___ EXERCISE MATERIAL

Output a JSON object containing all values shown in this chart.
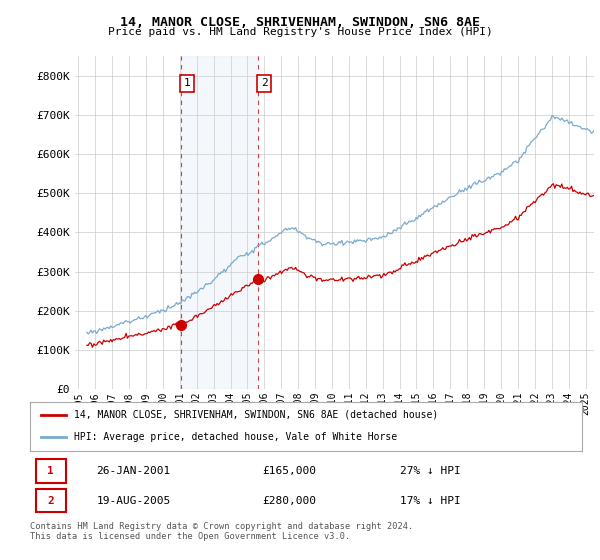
{
  "title": "14, MANOR CLOSE, SHRIVENHAM, SWINDON, SN6 8AE",
  "subtitle": "Price paid vs. HM Land Registry's House Price Index (HPI)",
  "legend_label_red": "14, MANOR CLOSE, SHRIVENHAM, SWINDON, SN6 8AE (detached house)",
  "legend_label_blue": "HPI: Average price, detached house, Vale of White Horse",
  "footnote": "Contains HM Land Registry data © Crown copyright and database right 2024.\nThis data is licensed under the Open Government Licence v3.0.",
  "transaction1_date": "26-JAN-2001",
  "transaction1_price": "£165,000",
  "transaction1_hpi": "27% ↓ HPI",
  "transaction2_date": "19-AUG-2005",
  "transaction2_price": "£280,000",
  "transaction2_hpi": "17% ↓ HPI",
  "background_color": "#ffffff",
  "plot_bg_color": "#ffffff",
  "grid_color": "#cccccc",
  "red_color": "#cc0000",
  "blue_color": "#7aabcf",
  "shade_color": "#ddeeff",
  "ylim": [
    0,
    850000
  ],
  "yticks": [
    0,
    100000,
    200000,
    300000,
    400000,
    500000,
    600000,
    700000,
    800000
  ],
  "ytick_labels": [
    "£0",
    "£100K",
    "£200K",
    "£300K",
    "£400K",
    "£500K",
    "£600K",
    "£700K",
    "£800K"
  ],
  "transaction1_x": 2001.07,
  "transaction1_y": 165000,
  "transaction2_x": 2005.64,
  "transaction2_y": 280000,
  "vline1_x": 2001.07,
  "vline2_x": 2005.64,
  "xmin": 1995.5,
  "xmax": 2025.3
}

______

YOUR GOAL: Work out how many lines in the records above contain the word "CLOSE", and reply with that number alone.

RESULT: 2